** start AVAILABLE RECORDS **

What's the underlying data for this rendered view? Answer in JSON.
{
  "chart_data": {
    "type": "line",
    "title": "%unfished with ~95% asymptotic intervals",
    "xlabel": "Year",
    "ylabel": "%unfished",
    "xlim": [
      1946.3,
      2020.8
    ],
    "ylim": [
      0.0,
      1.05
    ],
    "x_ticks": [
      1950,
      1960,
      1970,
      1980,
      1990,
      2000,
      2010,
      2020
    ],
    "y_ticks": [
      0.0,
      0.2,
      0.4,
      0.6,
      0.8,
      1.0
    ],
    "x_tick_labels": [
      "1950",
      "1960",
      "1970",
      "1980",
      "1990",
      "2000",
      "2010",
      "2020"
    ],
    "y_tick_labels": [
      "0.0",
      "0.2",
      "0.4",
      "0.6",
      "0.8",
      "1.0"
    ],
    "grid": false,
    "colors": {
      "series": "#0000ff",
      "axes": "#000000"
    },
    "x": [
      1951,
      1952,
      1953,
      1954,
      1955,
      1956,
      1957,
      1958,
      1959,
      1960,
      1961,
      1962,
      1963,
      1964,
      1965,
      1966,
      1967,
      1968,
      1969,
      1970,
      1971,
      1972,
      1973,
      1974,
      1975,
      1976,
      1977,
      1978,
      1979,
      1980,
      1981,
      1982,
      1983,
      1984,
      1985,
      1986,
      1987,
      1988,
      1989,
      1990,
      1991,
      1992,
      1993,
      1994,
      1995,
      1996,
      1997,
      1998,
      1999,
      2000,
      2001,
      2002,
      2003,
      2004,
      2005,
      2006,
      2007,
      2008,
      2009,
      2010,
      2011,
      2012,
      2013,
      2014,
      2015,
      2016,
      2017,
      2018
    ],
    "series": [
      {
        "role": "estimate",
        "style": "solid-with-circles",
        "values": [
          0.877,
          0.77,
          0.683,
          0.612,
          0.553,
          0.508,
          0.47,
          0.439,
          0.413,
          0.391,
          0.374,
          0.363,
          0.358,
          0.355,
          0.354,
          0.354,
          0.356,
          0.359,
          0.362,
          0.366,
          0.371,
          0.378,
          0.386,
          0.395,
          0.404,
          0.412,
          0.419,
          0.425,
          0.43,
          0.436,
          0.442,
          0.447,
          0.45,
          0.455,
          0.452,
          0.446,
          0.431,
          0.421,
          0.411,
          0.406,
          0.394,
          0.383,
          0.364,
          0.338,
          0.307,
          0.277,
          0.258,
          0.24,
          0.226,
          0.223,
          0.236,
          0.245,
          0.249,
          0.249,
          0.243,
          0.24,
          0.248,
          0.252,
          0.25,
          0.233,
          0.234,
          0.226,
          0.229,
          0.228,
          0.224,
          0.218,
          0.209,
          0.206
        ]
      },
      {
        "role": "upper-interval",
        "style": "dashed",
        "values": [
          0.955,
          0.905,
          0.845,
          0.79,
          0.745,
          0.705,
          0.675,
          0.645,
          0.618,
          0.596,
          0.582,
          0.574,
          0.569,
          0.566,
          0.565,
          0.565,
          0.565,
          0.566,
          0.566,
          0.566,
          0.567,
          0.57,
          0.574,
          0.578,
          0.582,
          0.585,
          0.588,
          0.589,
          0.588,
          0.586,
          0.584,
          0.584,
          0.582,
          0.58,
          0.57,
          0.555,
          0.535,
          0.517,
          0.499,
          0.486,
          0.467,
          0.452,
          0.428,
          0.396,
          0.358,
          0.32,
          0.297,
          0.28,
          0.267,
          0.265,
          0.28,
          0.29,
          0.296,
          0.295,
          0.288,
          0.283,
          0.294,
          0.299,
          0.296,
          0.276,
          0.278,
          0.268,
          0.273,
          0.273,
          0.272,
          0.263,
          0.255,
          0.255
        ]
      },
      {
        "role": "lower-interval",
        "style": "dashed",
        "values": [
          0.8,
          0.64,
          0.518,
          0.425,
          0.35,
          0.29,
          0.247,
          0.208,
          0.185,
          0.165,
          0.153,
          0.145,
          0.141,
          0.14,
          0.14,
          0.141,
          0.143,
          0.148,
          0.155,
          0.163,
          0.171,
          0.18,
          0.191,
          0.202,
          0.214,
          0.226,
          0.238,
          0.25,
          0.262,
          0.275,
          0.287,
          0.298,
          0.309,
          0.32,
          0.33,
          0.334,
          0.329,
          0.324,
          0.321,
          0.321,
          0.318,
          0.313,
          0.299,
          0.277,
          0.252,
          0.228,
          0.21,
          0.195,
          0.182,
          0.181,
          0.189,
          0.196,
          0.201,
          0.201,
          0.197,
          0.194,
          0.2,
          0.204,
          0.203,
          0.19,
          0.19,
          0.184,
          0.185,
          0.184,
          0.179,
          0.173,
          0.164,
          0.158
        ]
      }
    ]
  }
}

** end AVAILABLE RECORDS **

Search the data for "unfished". Copy every line that has it.

    "title": "%unfished with ~95% asymptotic intervals",
    "ylabel": "%unfished",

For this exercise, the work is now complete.